## Work instructions
Quote exactly the lines running from the line with "Convert this screenshot" to the end of the entries, including both, and nothing else.

Saved entries
— Start —
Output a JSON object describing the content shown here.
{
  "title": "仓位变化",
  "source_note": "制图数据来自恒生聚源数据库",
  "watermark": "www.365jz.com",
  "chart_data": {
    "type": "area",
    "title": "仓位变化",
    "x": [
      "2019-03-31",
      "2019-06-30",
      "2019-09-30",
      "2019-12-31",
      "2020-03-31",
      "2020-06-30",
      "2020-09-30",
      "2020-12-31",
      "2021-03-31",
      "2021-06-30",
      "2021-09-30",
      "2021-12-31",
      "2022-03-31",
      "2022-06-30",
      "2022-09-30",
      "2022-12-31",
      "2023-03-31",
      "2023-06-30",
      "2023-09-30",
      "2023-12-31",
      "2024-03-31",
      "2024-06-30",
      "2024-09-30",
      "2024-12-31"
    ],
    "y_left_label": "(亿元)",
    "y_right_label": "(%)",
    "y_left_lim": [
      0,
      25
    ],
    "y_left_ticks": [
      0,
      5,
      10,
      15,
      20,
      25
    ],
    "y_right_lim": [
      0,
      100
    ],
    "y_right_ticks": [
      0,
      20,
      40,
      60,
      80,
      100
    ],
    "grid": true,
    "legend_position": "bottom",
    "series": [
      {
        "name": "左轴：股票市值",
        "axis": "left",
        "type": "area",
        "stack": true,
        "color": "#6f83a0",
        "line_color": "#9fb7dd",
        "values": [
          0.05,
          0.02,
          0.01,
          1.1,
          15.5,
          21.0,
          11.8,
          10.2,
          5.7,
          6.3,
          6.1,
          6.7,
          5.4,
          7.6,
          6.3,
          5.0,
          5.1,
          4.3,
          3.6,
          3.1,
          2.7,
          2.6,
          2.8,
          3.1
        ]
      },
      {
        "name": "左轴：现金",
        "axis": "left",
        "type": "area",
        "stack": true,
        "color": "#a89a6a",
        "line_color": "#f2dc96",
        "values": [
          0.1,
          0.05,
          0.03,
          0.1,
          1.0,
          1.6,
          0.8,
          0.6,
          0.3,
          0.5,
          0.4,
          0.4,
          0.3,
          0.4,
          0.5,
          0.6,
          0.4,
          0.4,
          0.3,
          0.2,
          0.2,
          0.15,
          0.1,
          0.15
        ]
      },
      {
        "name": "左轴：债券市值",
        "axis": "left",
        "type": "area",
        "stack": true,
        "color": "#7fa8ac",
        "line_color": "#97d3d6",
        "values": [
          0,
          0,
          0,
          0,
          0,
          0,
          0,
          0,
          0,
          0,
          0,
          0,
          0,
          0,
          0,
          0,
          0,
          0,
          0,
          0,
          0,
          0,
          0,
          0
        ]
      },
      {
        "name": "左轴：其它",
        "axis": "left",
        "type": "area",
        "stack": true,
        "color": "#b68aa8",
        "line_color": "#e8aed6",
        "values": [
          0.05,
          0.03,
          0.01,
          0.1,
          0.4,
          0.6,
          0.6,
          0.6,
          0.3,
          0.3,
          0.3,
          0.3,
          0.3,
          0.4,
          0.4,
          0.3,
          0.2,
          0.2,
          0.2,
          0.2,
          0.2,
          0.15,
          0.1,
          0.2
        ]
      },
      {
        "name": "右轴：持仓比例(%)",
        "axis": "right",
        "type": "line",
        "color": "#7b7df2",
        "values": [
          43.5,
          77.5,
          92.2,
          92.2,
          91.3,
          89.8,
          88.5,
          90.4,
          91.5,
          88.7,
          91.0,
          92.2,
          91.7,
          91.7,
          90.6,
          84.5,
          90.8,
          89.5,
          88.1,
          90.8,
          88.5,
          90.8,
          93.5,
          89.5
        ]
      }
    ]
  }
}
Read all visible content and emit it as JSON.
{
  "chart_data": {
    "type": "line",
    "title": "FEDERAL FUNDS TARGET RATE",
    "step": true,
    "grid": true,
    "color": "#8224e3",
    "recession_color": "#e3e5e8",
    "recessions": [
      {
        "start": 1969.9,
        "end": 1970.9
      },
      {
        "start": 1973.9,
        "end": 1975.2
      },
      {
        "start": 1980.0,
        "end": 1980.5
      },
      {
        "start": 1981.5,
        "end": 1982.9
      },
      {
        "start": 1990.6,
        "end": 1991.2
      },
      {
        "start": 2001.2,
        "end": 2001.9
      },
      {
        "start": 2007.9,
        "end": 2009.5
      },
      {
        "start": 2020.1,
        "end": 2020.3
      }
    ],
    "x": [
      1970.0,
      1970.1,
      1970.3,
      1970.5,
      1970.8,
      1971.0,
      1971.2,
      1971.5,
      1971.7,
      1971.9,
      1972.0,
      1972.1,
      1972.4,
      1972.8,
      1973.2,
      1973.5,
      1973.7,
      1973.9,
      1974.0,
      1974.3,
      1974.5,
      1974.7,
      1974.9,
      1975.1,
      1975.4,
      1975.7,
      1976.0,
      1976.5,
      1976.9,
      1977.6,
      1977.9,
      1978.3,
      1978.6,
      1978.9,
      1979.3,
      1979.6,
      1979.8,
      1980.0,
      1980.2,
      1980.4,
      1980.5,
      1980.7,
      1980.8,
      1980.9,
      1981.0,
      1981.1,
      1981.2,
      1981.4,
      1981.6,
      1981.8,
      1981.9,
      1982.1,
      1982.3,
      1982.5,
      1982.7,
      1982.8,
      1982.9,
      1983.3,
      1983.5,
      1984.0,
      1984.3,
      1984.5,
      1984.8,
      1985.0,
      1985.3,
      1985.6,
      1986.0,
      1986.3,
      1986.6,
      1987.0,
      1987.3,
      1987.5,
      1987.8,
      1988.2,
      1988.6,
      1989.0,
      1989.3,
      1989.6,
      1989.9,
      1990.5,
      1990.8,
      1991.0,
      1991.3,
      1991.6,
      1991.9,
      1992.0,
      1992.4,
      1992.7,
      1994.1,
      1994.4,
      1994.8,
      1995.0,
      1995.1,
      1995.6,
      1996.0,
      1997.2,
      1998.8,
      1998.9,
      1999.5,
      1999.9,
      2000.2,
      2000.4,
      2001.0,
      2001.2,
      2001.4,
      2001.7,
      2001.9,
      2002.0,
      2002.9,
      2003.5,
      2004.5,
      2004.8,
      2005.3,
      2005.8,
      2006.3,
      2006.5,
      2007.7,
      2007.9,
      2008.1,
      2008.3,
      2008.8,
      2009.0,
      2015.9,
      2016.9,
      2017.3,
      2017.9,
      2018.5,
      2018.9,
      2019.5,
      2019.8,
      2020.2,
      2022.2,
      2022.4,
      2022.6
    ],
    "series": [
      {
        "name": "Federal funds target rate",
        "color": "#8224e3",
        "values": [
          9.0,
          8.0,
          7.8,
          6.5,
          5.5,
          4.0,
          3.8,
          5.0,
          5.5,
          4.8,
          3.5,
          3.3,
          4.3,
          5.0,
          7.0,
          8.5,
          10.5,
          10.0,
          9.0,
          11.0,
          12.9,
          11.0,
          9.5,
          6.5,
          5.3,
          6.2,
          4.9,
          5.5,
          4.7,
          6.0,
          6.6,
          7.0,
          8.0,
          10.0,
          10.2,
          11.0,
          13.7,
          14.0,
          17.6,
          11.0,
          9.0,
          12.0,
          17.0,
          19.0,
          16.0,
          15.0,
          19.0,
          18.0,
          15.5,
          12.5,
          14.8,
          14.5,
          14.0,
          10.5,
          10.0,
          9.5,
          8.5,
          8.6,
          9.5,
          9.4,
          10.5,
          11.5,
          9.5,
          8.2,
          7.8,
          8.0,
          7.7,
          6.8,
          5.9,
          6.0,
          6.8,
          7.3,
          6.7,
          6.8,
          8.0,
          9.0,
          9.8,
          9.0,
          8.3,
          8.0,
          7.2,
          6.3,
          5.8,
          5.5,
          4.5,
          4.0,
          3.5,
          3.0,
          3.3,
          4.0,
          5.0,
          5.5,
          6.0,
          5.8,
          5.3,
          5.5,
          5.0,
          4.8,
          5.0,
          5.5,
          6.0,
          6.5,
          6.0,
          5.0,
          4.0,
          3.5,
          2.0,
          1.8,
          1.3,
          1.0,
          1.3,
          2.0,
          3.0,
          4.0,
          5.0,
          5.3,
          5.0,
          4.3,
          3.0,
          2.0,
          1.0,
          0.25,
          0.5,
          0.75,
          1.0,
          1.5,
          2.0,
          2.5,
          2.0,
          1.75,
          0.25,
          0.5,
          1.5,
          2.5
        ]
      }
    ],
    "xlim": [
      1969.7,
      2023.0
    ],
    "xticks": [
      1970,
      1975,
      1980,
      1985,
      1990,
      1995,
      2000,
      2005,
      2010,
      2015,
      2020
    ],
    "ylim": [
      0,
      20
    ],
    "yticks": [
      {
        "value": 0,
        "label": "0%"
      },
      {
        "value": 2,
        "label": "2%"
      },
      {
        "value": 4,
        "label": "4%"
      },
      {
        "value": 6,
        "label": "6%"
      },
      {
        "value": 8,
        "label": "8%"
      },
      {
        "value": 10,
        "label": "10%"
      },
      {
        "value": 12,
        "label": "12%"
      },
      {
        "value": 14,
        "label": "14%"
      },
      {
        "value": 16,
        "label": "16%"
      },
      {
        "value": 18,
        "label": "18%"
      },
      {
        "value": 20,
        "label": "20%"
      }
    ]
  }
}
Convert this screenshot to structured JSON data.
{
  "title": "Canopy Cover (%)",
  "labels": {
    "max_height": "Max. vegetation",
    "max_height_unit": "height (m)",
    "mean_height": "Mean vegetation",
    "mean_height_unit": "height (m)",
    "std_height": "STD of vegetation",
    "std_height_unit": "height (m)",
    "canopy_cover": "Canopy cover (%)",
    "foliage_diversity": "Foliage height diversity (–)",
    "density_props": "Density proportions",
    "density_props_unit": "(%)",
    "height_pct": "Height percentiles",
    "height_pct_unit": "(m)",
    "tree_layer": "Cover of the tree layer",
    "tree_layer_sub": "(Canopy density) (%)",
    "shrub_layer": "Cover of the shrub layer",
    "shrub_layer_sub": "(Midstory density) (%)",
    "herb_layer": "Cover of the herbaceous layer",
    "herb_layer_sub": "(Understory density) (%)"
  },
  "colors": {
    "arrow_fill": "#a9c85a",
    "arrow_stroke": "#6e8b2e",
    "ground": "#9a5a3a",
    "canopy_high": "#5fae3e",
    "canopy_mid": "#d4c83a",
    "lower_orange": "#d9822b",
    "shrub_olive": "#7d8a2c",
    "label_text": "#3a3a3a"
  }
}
— End —
## The solution
Convert this screenshot to structured JSON data.
{
  "title": "Canopy Cover (%)",
  "labels": {
    "max_height": "Max. vegetation",
    "max_height_unit": "height (m)",
    "mean_height": "Mean vegetation",
    "mean_height_unit": "height (m)",
    "std_height": "STD of vegetation",
    "std_height_unit": "height (m)",
    "canopy_cover": "Canopy cover (%)",
    "foliage_diversity": "Foliage height diversity (–)",
    "density_props": "Density proportions",
    "density_props_unit": "(%)",
    "height_pct": "Height percentiles",
    "height_pct_unit": "(m)",
    "tree_layer": "Cover of the tree layer",
    "tree_layer_sub": "(Canopy density) (%)",
    "shrub_layer": "Cover of the shrub layer",
    "shrub_layer_sub": "(Midstory density) (%)",
    "herb_layer": "Cover of the herbaceous layer",
    "herb_layer_sub": "(Understory density) (%)"
  },
  "colors": {
    "arrow_fill": "#a9c85a",
    "arrow_stroke": "#6e8b2e",
    "ground": "#9a5a3a",
    "canopy_high": "#5fae3e",
    "canopy_mid": "#d4c83a",
    "lower_orange": "#d9822b",
    "shrub_olive": "#7d8a2c",
    "label_text": "#3a3a3a"
  }
}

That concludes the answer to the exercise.